*RECORDS FOR PROCESSING*
***

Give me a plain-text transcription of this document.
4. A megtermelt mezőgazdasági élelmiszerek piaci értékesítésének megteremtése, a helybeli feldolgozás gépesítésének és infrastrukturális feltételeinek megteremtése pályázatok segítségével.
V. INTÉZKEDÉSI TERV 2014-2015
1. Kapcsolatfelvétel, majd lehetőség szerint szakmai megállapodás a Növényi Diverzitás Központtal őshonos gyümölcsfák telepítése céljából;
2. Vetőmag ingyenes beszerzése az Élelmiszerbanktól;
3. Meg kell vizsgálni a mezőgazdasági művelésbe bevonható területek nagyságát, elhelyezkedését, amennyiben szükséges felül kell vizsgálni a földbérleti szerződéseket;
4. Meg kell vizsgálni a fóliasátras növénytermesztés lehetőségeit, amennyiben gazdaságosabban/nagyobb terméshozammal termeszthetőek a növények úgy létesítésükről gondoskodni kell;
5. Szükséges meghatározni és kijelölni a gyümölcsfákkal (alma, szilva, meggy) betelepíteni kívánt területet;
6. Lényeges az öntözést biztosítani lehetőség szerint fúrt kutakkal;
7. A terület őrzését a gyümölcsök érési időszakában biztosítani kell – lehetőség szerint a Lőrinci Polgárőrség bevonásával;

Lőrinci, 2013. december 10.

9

***

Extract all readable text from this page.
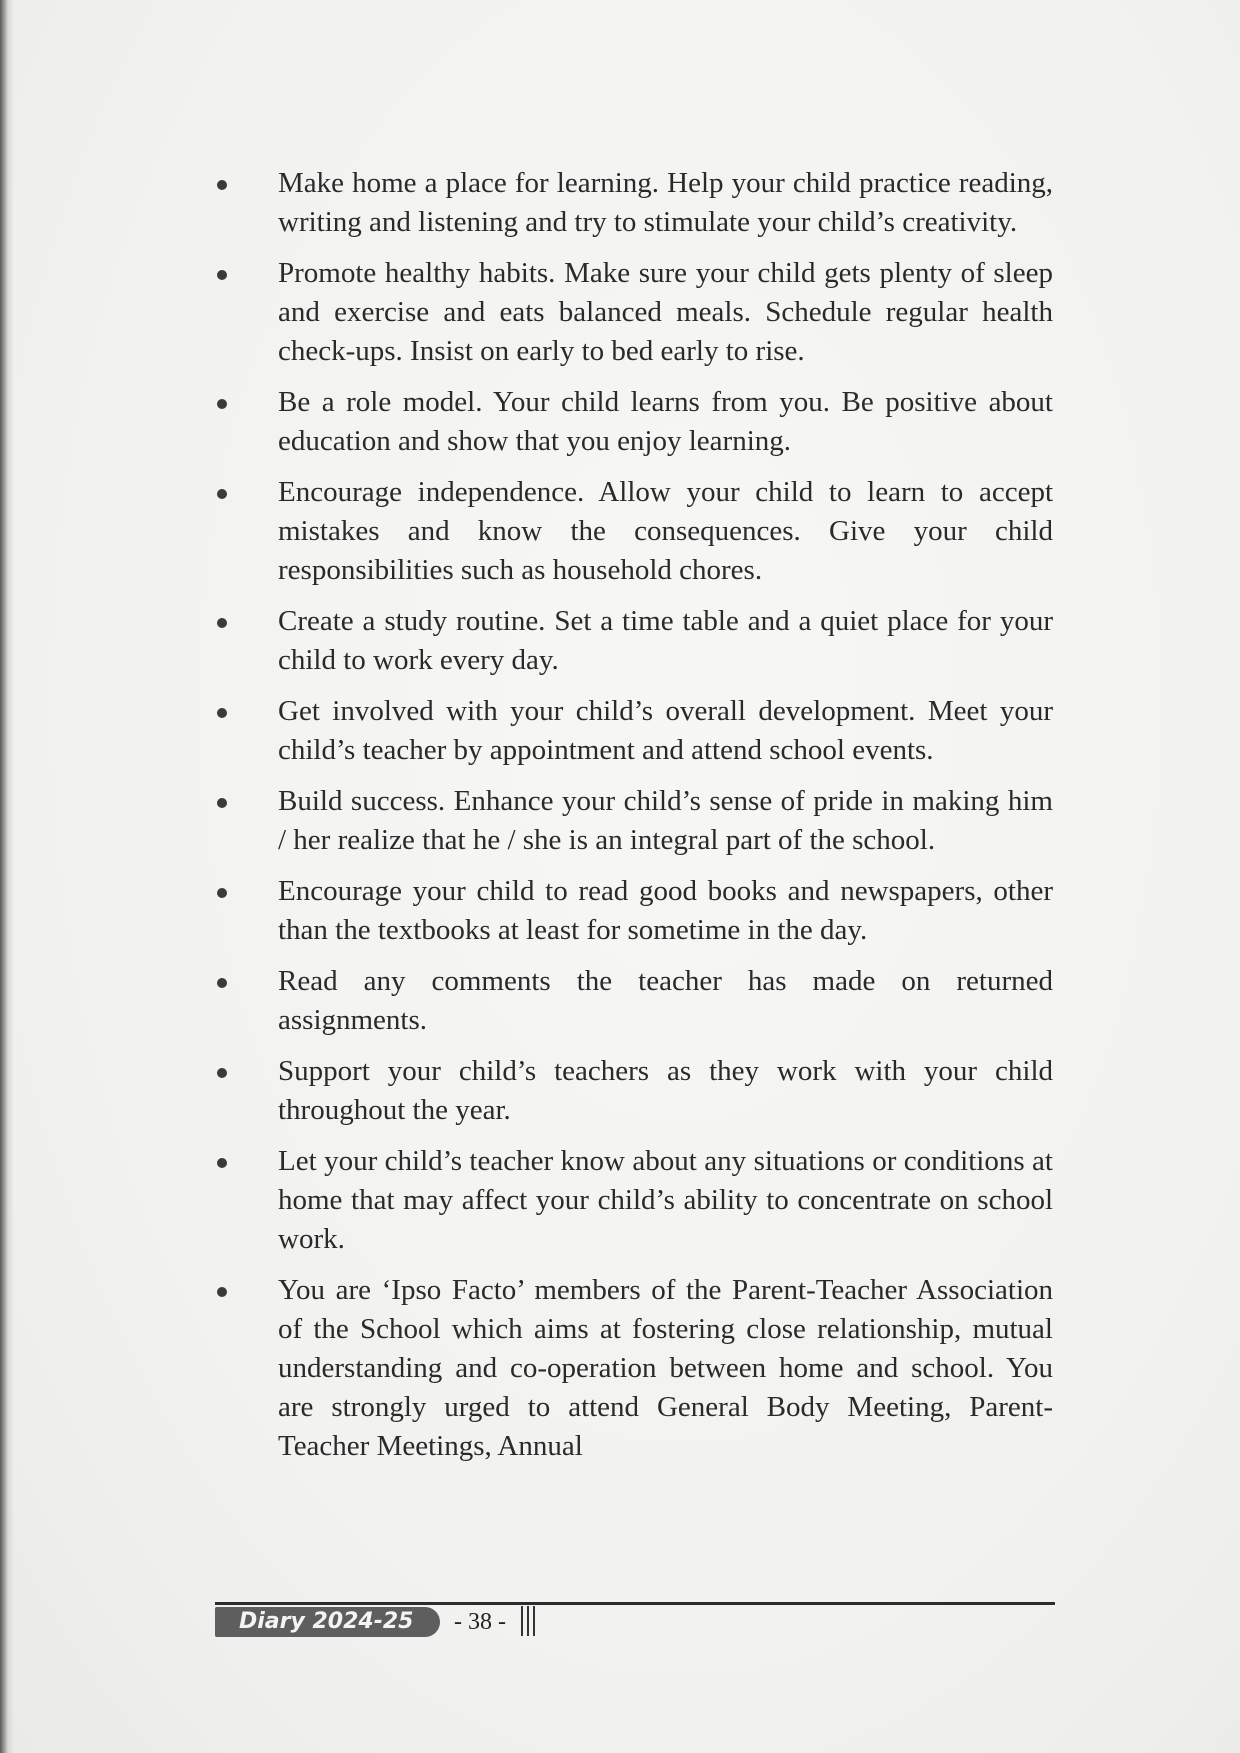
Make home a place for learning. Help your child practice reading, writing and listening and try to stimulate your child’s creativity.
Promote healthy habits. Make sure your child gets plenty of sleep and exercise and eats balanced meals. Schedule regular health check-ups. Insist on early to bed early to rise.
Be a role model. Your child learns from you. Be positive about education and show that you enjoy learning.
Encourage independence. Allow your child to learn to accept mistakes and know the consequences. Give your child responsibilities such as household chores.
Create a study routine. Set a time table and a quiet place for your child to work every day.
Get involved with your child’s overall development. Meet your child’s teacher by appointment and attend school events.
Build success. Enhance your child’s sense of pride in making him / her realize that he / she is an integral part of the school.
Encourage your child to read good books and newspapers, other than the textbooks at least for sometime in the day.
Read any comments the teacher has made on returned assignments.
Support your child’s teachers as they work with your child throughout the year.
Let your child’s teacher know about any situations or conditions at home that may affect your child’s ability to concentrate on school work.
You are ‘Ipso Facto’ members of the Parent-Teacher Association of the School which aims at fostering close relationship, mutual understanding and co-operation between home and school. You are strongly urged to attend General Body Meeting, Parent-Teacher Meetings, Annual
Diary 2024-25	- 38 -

***

*WHAT THE TASK REQUIRES*
Provide the number of lines containing the string "home", with no other output.

*RESPONSE TO THIS EXERCISE*
3